┏━━

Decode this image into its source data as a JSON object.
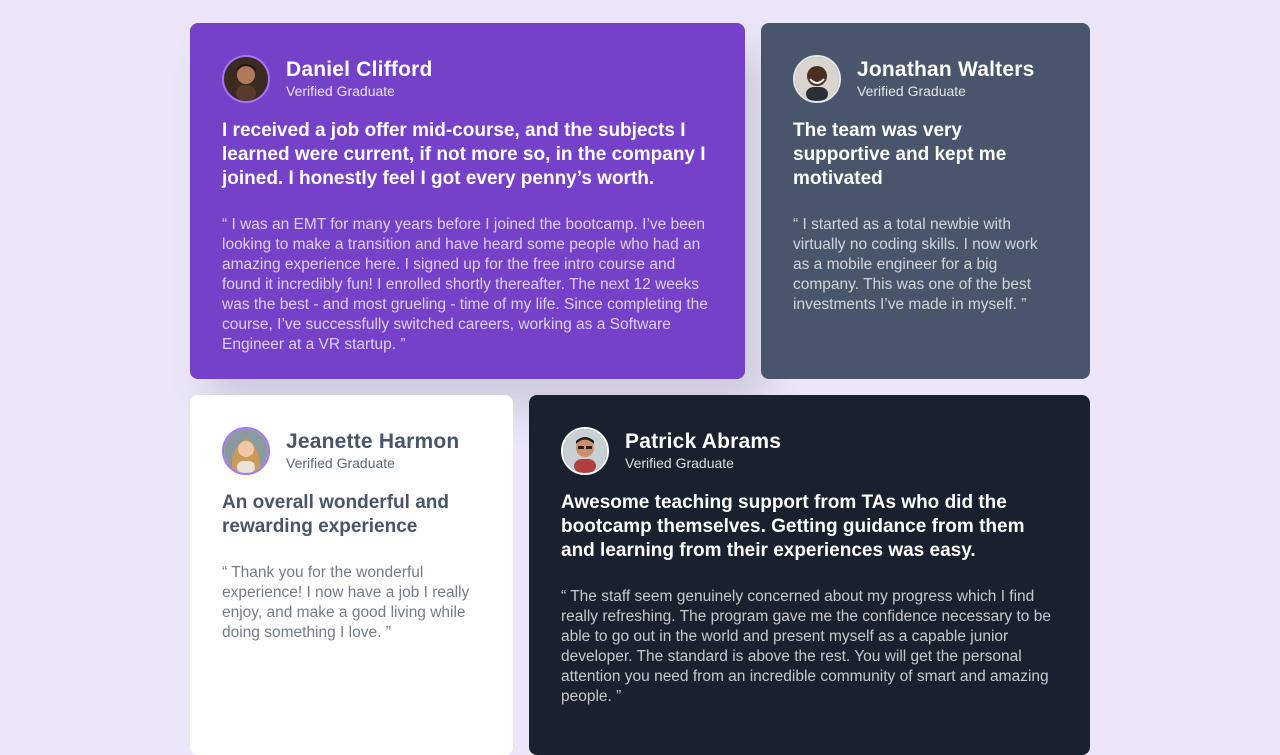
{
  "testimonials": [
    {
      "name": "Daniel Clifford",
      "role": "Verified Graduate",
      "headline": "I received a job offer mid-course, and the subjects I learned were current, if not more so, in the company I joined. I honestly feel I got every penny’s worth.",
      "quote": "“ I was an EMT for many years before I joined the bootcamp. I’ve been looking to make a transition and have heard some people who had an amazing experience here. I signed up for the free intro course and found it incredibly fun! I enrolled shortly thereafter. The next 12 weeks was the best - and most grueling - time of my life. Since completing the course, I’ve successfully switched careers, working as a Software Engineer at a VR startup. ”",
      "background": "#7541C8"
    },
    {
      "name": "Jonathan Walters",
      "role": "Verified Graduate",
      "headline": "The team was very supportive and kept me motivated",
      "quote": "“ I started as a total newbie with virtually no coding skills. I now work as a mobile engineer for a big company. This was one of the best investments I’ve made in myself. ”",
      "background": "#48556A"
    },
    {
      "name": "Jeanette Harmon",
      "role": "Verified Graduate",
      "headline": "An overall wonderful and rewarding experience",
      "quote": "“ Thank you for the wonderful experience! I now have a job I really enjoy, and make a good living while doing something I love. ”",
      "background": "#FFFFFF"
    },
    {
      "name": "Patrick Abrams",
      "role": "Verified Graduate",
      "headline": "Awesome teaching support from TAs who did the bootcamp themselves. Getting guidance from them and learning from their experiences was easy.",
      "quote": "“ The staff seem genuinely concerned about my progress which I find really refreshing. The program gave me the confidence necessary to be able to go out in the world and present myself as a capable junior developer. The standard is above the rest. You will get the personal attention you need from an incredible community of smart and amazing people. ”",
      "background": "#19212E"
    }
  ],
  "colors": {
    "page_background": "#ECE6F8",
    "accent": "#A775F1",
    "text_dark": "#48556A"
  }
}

┗━━

▸ **Stated task**:
Repeat the material above in full and exactly, omitting the pictures.

▸ **Solved problem**:
Decode this image into its source data as a JSON object.
{
  "testimonials": [
    {
      "name": "Daniel Clifford",
      "role": "Verified Graduate",
      "headline": "I received a job offer mid-course, and the subjects I learned were current, if not more so, in the company I joined. I honestly feel I got every penny’s worth.",
      "quote": "“ I was an EMT for many years before I joined the bootcamp. I’ve been looking to make a transition and have heard some people who had an amazing experience here. I signed up for the free intro course and found it incredibly fun! I enrolled shortly thereafter. The next 12 weeks was the best - and most grueling - time of my life. Since completing the course, I’ve successfully switched careers, working as a Software Engineer at a VR startup. ”",
      "background": "#7541C8"
    },
    {
      "name": "Jonathan Walters",
      "role": "Verified Graduate",
      "headline": "The team was very supportive and kept me motivated",
      "quote": "“ I started as a total newbie with virtually no coding skills. I now work as a mobile engineer for a big company. This was one of the best investments I’ve made in myself. ”",
      "background": "#48556A"
    },
    {
      "name": "Jeanette Harmon",
      "role": "Verified Graduate",
      "headline": "An overall wonderful and rewarding experience",
      "quote": "“ Thank you for the wonderful experience! I now have a job I really enjoy, and make a good living while doing something I love. ”",
      "background": "#FFFFFF"
    },
    {
      "name": "Patrick Abrams",
      "role": "Verified Graduate",
      "headline": "Awesome teaching support from TAs who did the bootcamp themselves. Getting guidance from them and learning from their experiences was easy.",
      "quote": "“ The staff seem genuinely concerned about my progress which I find really refreshing. The program gave me the confidence necessary to be able to go out in the world and present myself as a capable junior developer. The standard is above the rest. You will get the personal attention you need from an incredible community of smart and amazing people. ”",
      "background": "#19212E"
    }
  ],
  "colors": {
    "page_background": "#ECE6F8",
    "accent": "#A775F1",
    "text_dark": "#48556A"
  }
}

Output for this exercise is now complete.